Records about charts and figures:

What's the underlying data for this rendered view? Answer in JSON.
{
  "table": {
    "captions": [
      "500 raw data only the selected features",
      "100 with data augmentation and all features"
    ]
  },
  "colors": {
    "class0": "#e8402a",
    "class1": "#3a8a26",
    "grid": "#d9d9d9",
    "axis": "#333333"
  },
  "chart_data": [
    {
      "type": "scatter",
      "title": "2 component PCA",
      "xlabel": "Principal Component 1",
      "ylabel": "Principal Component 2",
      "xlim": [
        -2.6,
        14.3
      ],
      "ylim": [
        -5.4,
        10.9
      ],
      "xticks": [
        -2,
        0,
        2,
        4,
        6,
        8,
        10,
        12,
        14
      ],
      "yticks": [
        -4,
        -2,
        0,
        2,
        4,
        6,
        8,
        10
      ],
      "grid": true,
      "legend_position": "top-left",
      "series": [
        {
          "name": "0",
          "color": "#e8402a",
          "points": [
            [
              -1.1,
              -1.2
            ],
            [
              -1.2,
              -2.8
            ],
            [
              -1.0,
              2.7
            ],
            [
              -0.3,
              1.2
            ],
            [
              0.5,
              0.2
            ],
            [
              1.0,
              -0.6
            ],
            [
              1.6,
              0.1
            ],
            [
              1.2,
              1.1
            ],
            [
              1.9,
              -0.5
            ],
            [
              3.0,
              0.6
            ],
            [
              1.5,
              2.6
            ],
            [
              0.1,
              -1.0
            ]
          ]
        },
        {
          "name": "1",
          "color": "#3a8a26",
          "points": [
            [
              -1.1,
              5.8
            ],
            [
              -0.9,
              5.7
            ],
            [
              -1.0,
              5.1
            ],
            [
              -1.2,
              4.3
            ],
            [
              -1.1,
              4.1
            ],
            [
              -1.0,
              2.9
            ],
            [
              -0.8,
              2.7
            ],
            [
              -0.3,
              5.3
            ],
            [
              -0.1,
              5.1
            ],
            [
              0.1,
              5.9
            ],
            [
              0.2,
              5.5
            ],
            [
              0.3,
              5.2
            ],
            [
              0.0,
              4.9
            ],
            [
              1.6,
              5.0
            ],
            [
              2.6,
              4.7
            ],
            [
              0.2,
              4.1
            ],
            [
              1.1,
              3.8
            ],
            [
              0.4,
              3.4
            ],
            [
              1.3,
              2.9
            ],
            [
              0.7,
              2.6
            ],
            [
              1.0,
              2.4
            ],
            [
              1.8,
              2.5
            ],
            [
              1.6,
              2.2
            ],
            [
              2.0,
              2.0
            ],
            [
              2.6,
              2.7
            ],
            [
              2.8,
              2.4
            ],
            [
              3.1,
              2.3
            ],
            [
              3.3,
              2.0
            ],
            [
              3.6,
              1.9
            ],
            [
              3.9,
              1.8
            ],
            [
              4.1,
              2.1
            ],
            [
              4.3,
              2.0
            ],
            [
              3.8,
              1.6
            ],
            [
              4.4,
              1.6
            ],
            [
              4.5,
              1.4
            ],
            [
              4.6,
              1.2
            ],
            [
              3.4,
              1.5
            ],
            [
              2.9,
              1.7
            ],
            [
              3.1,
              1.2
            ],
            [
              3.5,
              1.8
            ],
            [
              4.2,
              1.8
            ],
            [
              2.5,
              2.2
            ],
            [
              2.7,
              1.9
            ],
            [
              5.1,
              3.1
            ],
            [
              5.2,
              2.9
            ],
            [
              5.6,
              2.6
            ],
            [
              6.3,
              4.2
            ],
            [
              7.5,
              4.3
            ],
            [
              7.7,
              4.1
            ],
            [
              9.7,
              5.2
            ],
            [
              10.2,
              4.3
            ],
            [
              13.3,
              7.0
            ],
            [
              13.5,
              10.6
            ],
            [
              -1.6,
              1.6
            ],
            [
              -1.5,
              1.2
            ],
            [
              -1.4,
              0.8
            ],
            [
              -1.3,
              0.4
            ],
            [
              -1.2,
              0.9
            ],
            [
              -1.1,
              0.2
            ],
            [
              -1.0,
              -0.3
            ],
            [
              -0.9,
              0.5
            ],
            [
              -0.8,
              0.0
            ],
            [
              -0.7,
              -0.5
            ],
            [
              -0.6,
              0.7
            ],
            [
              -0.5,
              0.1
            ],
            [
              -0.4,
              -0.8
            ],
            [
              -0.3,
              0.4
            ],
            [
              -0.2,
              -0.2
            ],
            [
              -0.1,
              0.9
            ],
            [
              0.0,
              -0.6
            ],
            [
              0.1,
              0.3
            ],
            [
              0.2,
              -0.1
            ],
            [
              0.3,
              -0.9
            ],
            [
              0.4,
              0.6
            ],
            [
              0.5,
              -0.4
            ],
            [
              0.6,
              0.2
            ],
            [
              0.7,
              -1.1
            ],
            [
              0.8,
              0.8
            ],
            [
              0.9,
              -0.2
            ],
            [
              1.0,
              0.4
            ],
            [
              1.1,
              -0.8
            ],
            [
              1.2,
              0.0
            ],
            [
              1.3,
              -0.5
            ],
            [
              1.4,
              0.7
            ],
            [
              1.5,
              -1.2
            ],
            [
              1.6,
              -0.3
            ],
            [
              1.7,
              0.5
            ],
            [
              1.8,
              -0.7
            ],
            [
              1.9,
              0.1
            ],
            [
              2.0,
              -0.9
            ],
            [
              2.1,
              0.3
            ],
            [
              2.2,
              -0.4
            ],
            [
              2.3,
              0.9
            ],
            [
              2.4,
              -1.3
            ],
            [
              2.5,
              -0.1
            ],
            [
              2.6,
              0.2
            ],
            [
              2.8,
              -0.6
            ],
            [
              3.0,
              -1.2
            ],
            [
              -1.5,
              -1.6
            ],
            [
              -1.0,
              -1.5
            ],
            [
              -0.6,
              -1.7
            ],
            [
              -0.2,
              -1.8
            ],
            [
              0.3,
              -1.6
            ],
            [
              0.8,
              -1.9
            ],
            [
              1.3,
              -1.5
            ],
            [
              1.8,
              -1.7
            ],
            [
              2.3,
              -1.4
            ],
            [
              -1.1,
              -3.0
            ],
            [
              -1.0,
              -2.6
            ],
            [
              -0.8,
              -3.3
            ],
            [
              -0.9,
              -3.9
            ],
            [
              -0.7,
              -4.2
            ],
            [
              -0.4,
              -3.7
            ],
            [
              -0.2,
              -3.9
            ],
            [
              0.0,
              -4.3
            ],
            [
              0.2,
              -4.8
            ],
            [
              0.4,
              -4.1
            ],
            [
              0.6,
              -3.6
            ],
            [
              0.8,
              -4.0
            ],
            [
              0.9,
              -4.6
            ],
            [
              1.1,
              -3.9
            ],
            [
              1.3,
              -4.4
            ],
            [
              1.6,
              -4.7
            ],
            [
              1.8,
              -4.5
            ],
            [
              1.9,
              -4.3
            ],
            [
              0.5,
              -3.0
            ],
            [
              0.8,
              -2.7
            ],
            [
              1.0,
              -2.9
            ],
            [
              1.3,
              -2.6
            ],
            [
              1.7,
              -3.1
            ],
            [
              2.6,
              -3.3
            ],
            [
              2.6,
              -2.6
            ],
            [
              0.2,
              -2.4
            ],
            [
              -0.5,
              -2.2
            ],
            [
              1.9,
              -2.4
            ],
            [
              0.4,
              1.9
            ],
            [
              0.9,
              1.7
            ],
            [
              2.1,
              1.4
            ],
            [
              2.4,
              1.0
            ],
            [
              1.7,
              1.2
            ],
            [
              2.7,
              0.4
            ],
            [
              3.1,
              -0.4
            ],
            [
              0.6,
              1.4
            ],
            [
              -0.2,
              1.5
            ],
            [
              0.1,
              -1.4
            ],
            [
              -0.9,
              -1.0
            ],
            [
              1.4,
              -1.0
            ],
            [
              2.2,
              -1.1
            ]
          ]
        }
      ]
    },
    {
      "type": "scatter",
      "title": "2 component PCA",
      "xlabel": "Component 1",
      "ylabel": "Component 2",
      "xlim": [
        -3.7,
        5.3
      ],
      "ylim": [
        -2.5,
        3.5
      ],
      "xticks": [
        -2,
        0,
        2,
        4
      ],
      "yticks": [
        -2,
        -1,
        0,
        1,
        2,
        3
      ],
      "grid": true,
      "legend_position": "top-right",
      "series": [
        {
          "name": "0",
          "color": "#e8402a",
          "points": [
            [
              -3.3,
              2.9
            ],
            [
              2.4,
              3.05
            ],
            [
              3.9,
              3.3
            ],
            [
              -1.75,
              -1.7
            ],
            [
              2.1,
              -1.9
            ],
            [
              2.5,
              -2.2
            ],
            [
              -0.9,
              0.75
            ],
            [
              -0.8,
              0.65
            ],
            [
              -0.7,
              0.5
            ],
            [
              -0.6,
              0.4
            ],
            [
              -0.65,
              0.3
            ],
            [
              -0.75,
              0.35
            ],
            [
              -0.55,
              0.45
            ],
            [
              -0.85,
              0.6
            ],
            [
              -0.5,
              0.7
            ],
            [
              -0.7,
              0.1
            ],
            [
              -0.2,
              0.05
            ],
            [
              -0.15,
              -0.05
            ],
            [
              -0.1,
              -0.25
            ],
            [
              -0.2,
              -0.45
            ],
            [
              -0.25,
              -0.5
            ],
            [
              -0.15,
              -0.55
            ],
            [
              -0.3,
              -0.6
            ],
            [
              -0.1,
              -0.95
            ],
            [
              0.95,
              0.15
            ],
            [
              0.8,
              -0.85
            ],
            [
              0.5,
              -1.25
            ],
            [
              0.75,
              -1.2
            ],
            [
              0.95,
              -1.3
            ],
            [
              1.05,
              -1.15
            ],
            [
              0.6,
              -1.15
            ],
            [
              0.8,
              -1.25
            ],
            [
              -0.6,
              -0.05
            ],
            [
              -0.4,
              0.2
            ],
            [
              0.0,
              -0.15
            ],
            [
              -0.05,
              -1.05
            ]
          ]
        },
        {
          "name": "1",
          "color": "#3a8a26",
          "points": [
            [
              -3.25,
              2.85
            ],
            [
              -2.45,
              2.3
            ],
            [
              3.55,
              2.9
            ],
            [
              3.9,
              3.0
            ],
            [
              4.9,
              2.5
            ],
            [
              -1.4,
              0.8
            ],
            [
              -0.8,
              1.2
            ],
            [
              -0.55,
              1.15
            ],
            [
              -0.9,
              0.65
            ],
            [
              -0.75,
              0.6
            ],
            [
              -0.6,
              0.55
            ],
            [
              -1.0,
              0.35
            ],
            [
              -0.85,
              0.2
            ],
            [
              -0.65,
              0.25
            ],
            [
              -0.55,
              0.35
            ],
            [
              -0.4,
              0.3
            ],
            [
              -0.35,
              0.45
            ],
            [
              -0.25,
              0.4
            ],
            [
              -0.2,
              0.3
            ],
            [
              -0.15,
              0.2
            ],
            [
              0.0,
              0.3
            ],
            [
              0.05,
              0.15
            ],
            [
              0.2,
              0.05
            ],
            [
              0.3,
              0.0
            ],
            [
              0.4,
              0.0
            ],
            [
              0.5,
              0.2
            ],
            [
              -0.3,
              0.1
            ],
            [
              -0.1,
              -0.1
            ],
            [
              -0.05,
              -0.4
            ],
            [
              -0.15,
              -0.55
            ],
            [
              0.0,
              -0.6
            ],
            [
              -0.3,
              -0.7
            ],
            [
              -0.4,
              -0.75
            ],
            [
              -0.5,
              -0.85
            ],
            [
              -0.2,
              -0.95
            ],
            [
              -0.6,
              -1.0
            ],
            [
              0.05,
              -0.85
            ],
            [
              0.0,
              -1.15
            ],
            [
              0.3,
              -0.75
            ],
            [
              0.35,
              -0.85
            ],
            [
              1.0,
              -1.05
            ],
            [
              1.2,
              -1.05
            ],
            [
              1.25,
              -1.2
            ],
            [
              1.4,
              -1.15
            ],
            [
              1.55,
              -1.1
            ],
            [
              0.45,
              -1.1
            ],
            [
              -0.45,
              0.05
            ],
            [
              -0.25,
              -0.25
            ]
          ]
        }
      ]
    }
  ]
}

> What you will do: Say how many lines in the records hold "features", with the number as the whole reply.

> Solution to this task: 2